▶ _PROBLEM DESCRIPTION_: Copy out each line that includes the word "枕簟凉生".

▶ _ENTRIES_:
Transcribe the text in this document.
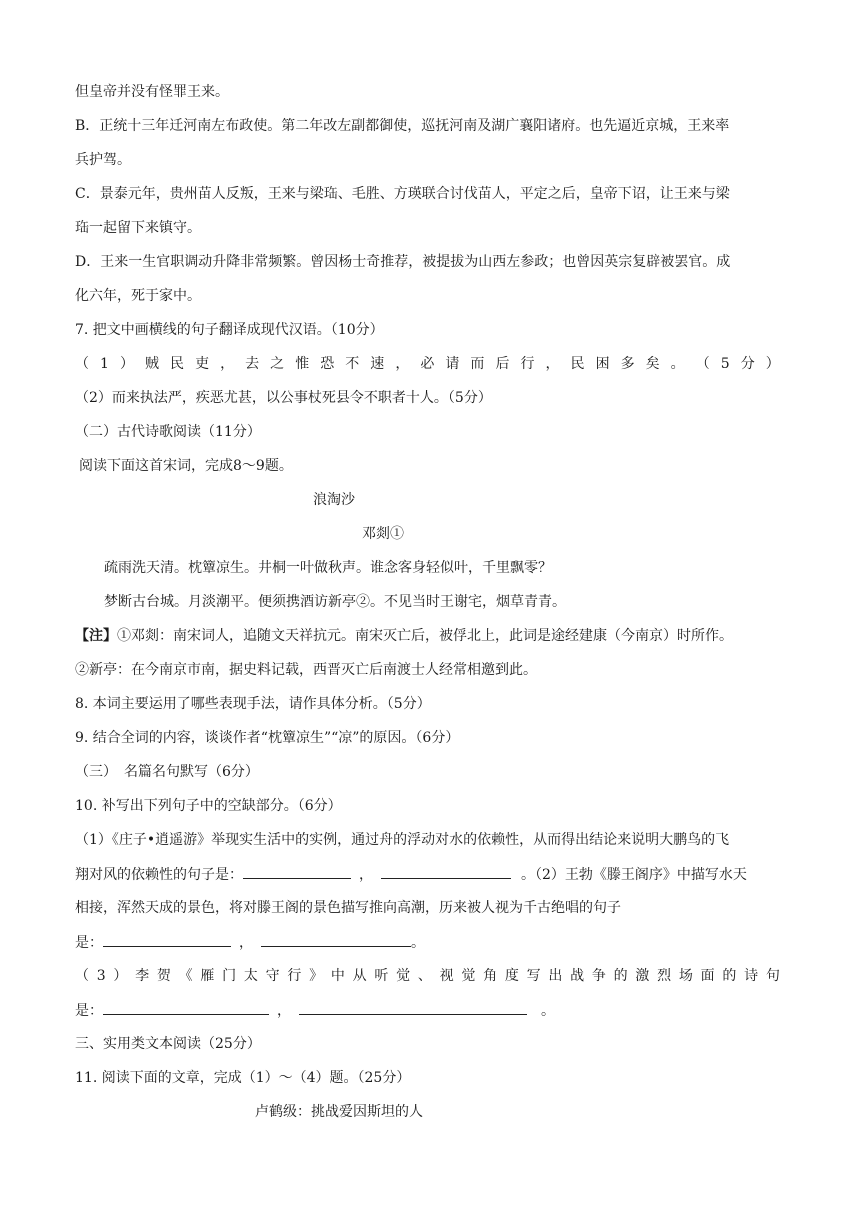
但皇帝并没有怪罪王来。
B．正统十三年迁河南左布政使。第二年改左副都御使，巡抚河南及湖广襄阳诸府。也先逼近京城，王来率
兵护驾。
C．景泰元年，贵州苗人反叛，王来与梁珤、毛胜、方瑛联合讨伐苗人，平定之后，皇帝下诏，让王来与梁
珤一起留下来镇守。
D．王来一生官职调动升降非常频繁。曾因杨士奇推荐，被提拔为山西左参政；也曾因英宗复辟被罢官。成
化六年，死于家中。
7. 把文中画横线的句子翻译成现代汉语。（10分）
（ 1 ） 贼 民 吏 ， 去 之 惟 恐 不 速 ， 必 请 而 后 行 ， 民 困 多 矣 。 （ 5 分 ）
（2）而来执法严，疾恶尤甚，以公事杖死县令不职者十人。（5分）
（二）古代诗歌阅读（11分）
阅读下面这首宋词，完成8～9题。
浪淘沙
邓剡①
疏雨洗天清。枕簟凉生。井桐一叶做秋声。谁念客身轻似叶，千里飘零？
梦断古台城。月淡潮平。便须携酒访新亭②。不见当时王谢宅，烟草青青。
【注】①邓剡：南宋词人，追随文天祥抗元。南宋灭亡后，被俘北上，此词是途经建康（今南京）时所作。
②新亭：在今南京市南，据史料记载，西晋灭亡后南渡士人经常相邀到此。
8. 本词主要运用了哪些表现手法，请作具体分析。（5分）
9. 结合全词的内容，谈谈作者“枕簟凉生”“凉”的原因。（6分）
（三）　名篇名句默写（6分）
10. 补写出下列句子中的空缺部分。（6分）
（1）《庄子•逍遥游》举现实生活中的实例，通过舟的浮动对水的依赖性，从而得出结论来说明大鹏鸟的飞
翔对风的依赖性的句子是：	，	。（2）王勃《滕王阁序》中描写水天
相接，浑然天成的景色，将对滕王阁的景色描写推向高潮，历来被人视为千古绝唱的句子
是：	，	。
（ 3 ） 李 贺 《 雁 门 太 守 行 》 中 从 听 觉 、 视 觉 角 度 写 出 战 争 的 激 烈 场 面 的 诗 句
是：	，	。
三、实用类文本阅读（25分）
11. 阅读下面的文章，完成（1）～（4）题。（25分）
卢鹤级：挑战爱因斯坦的人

▶ _RESULT BELOW_:
疏雨洗天清。枕簟凉生。井桐一叶做秋声。谁念客身轻似叶，千里飘零？
9. 结合全词的内容，谈谈作者“枕簟凉生”“凉”的原因。（6分）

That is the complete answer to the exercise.